Però questa spiegazione va bene per le aziende cinesi e giapponesi, non per la canadese Canadian Solar, che è al terzo posto nella classifica IHS, o per le statunitensi First Solar e Sun Power e ancora meno per la norvegese REC, tutte fra i primi quindici della classifica IHS.

In realtà sia i canadesi che i norvegesi, sono tali solo di nome: gli stabilimenti produttivi li hanno in gran parte in Asia, mentre gli statunitensi oltre a godere di protezioni di mercato, hanno intrapreso una strategia vincente di integrazione sul fronte IPP (Indipendent Power Producer, cioè l’azienda crea centrali che vendono energia per la rete direttamente alle utilities, ndr), e una diversificazione tecnologica, creando prodotti diversi rispetto al classico pannello policristallino,  appannaggio, in larga parte, dei mercati asiatici. Devo con rammarico evidenziare che la recente introduzione di dazi dell’UE sui moduli fotovoltaici cinesi, senza entrare nel merito della correttezza o meno di tale strumento, non ha sicuramente sortito l’effetto voluto in termini di salvataggio di aziende locali, data la tardività dell’applicazione.

Ma forse per l’Europa ha pesato molto il maggior costo dell’energia, mentre quello del lavoro, almeno nel caso dei moduli, non sembra determinante, essendo assemblati largamente da robot.

Contano anche questi fattori, ma in senso inverso: l’energia, nell’assemblaggio di moduli non è un gran problema, mentre lo è nella preparazione del silicio; il costo del lavoro, invece, ha influenzato la competitività nei primi anni del boom del fotovoltaico, perché l’introduzione dei robot è avvenuta più di recente.  Ma, ripeto, il fattore principale è la dimensione delle aziende, che ha permesso economie di scala impossibili per quelle europee. Fermo restando che non bisogna dimenticare che i pannelli sono ormai una commodity relativamente a basso costo: incidono per il 30-40% sul costo di installazione di un impianto FV e addirittura la metà nel corso dei 20-30 anni della sua esistenza. Il resto sono cavi, componenti elettrici, inverter, progettazione, manutenzione, tutte cose in cui eccellono molte aziende italiane.

Curiosamente l’eccezione alla regola del disinteresse delle grandi aziende verso il fotovoltaico, ce l’abbiamo in Italia: la joint venture siciliana 3-Sun, Enel Green Power-Sharp-STMicroelectronics.

Si, la vera eccezione europea è la nostra Enel Green Power. Dovremmo essere molto, molto fieri del management di questa azienda, che è diventata il più grande produttore di energia da fonte rinnovabile al mondo.

In realtà è molto criticata in Italia, perché da noi non installa quasi nulla.

[Voci salvate]
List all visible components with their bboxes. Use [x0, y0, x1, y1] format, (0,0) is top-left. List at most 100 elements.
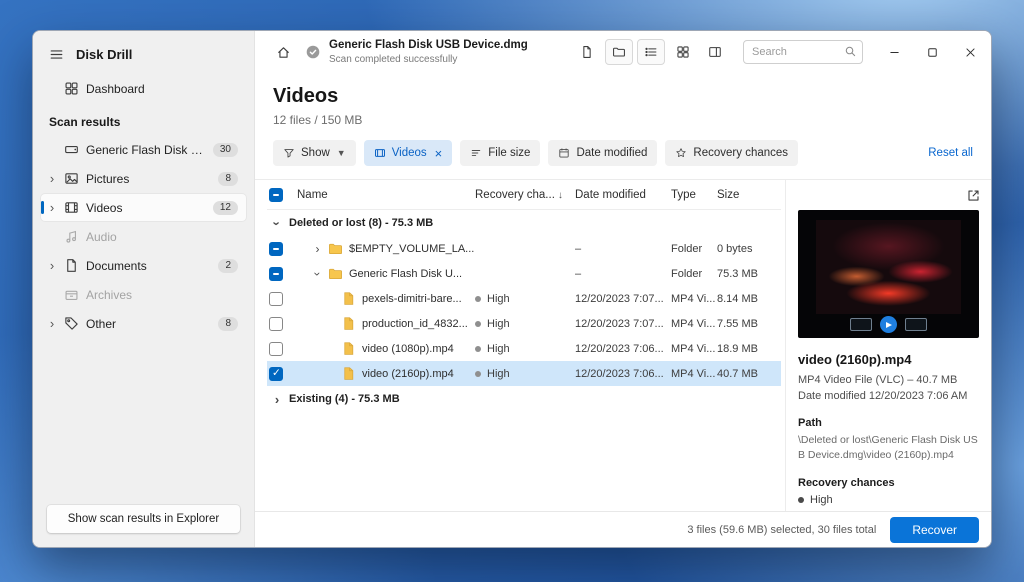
row-checkbox[interactable]: [269, 316, 283, 331]
chevron-right-icon[interactable]: ›: [272, 393, 282, 406]
show-filter-dropdown[interactable]: Show ▼: [273, 140, 356, 166]
cell-date: 12/20/2023 7:06...: [575, 367, 664, 380]
active-filter-label: Videos: [391, 147, 427, 159]
group-label: Deleted or lost (8) - 75.3 MB: [289, 217, 434, 229]
table-row[interactable]: pexels-dimitri-bare... High 12/20/2023 7…: [267, 286, 781, 311]
sort-descending-icon: ↓: [557, 189, 563, 201]
path-label: Path: [798, 417, 822, 429]
table-row[interactable]: › Generic Flash Disk U... – Folder 75.3 …: [267, 261, 781, 286]
reset-all-link[interactable]: Reset all: [928, 147, 973, 159]
file-size-filter[interactable]: File size: [460, 140, 541, 166]
archives-icon: [64, 287, 79, 302]
chevron-right-icon[interactable]: ›: [313, 243, 322, 255]
file-table: Name Recovery cha... ↓ Date modified Type…: [255, 180, 785, 511]
row-checkbox[interactable]: [269, 341, 283, 356]
group-row-existing[interactable]: › Existing (4) - 75.3 MB: [267, 386, 781, 412]
file-size-filter-label: File size: [488, 147, 531, 159]
file-path: \Deleted or lost\Generic Flash Disk USB …: [798, 434, 978, 461]
file-name: Generic Flash Disk U...: [349, 267, 463, 280]
sidebar-item-other[interactable]: › Other 8: [41, 310, 246, 337]
table-row[interactable]: › $EMPTY_VOLUME_LA... – Folder 0 bytes: [267, 236, 781, 261]
sidebar-item-videos[interactable]: › Videos 12: [41, 194, 246, 221]
column-header-recovery[interactable]: Recovery cha... ↓: [475, 189, 575, 201]
count-badge: 12: [212, 200, 238, 215]
star-icon: [675, 147, 687, 159]
sidebar-item-label: Pictures: [86, 171, 130, 186]
cell-size: 0 bytes: [717, 242, 753, 255]
file-name: $EMPTY_VOLUME_LA...: [349, 242, 475, 255]
preview-panel-button[interactable]: [701, 39, 729, 65]
open-folder-button[interactable]: [605, 39, 633, 65]
chevron-down-icon[interactable]: ›: [270, 218, 285, 228]
video-preview-thumbnail[interactable]: [798, 210, 979, 338]
new-file-button[interactable]: [573, 39, 601, 65]
active-filter-videos[interactable]: Videos ×: [363, 140, 453, 166]
minimize-button[interactable]: [877, 37, 911, 67]
select-all-checkbox[interactable]: [269, 187, 283, 202]
count-badge: 30: [212, 142, 238, 157]
date-modified-filter[interactable]: Date modified: [548, 140, 658, 166]
video-filter-icon: [374, 147, 386, 159]
chevron-down-icon[interactable]: ›: [311, 269, 325, 278]
column-header-size[interactable]: Size: [717, 189, 781, 201]
recovery-dot-icon: [475, 320, 481, 327]
list-view-button[interactable]: [637, 39, 665, 65]
file-name: video (2160p).mp4: [362, 367, 454, 380]
cell-size: 7.55 MB: [717, 317, 758, 330]
playback-controls: [798, 316, 979, 333]
titlebar: Generic Flash Disk USB Device.dmg Scan c…: [255, 31, 991, 73]
hamburger-menu-icon[interactable]: [49, 47, 64, 62]
sidebar-item-label: Archives: [86, 287, 133, 302]
table-row[interactable]: video (1080p).mp4 High 12/20/2023 7:06..…: [267, 336, 781, 361]
row-checkbox[interactable]: [269, 291, 283, 306]
file-size-icon: [470, 147, 482, 159]
column-header-date[interactable]: Date modified: [575, 189, 671, 201]
table-row-selected[interactable]: video (2160p).mp4 High 12/20/2023 7:06..…: [267, 361, 781, 386]
playback-control-left[interactable]: [850, 318, 872, 331]
column-header-type[interactable]: Type: [671, 189, 717, 201]
row-checkbox[interactable]: [269, 366, 283, 381]
grid-view-button[interactable]: [669, 39, 697, 65]
table-row[interactable]: production_id_4832... High 12/20/2023 7:…: [267, 311, 781, 336]
group-row-deleted[interactable]: › Deleted or lost (8) - 75.3 MB: [267, 210, 781, 236]
show-filter-label: Show: [301, 147, 330, 159]
playback-control-right[interactable]: [905, 318, 927, 331]
cell-size: 18.9 MB: [717, 342, 758, 355]
remove-filter-icon[interactable]: ×: [435, 147, 443, 160]
page-title: Videos: [273, 85, 339, 107]
row-checkbox[interactable]: [269, 241, 283, 256]
sidebar-item-pictures[interactable]: › Pictures 8: [41, 165, 246, 192]
home-button[interactable]: [269, 39, 297, 65]
play-button[interactable]: [880, 316, 897, 333]
cell-date: 12/20/2023 7:06...: [575, 342, 664, 355]
cell-type: Folder: [671, 242, 703, 255]
grid-view-icon: [676, 45, 690, 59]
open-external-icon[interactable]: [966, 188, 981, 203]
search-box: [743, 40, 863, 64]
video-frame: [816, 220, 961, 314]
cell-size: 40.7 MB: [717, 367, 758, 380]
close-button[interactable]: [953, 37, 987, 67]
sidebar-item-label: Audio: [86, 229, 117, 244]
sidebar-item-documents[interactable]: › Documents 2: [41, 252, 246, 279]
check-circle-icon: [305, 44, 321, 60]
recover-button[interactable]: Recover: [890, 516, 979, 543]
cell-recovery: High: [487, 367, 510, 380]
chevron-down-icon: ▼: [336, 148, 346, 158]
close-icon: [964, 46, 977, 59]
sidebar-header: Disk Drill: [33, 31, 254, 74]
sidebar-item-archives[interactable]: Archives: [41, 281, 246, 308]
cell-date: 12/20/2023 7:07...: [575, 292, 664, 305]
group-label: Existing (4) - 75.3 MB: [289, 393, 400, 405]
sidebar-item-device[interactable]: Generic Flash Disk USB D... 30: [41, 136, 246, 163]
pictures-icon: [64, 171, 79, 186]
show-in-explorer-button[interactable]: Show scan results in Explorer: [47, 505, 240, 533]
folder-icon: [328, 266, 343, 281]
row-checkbox[interactable]: [269, 266, 283, 281]
column-header-name[interactable]: Name: [293, 189, 475, 201]
sidebar-item-dashboard[interactable]: Dashboard: [41, 75, 246, 102]
maximize-button[interactable]: [915, 37, 949, 67]
sidebar-item-audio[interactable]: Audio: [41, 223, 246, 250]
cell-type: MP4 Vi...: [671, 367, 716, 380]
recovery-chances-filter[interactable]: Recovery chances: [665, 140, 799, 166]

● **OBIETTIVO A**
Nel testo sull'industria fotovoltaica, che percentuale del costo di installazione di un impianto FV rappresentano i pannelli?
● **OBIETTIVO B**
Elenca tutto ciò che il testo sull'industria fotovoltaica indica come "il resto" del costo di un impianto, oltre ai pannelli.

● **RISPOSTA COMPLETA A**
Tra il 30 e il 40%.

● **RISPOSTA COMPLETA B**
Cavi, componenti elettrici, inverter, progettazione, manutenzione.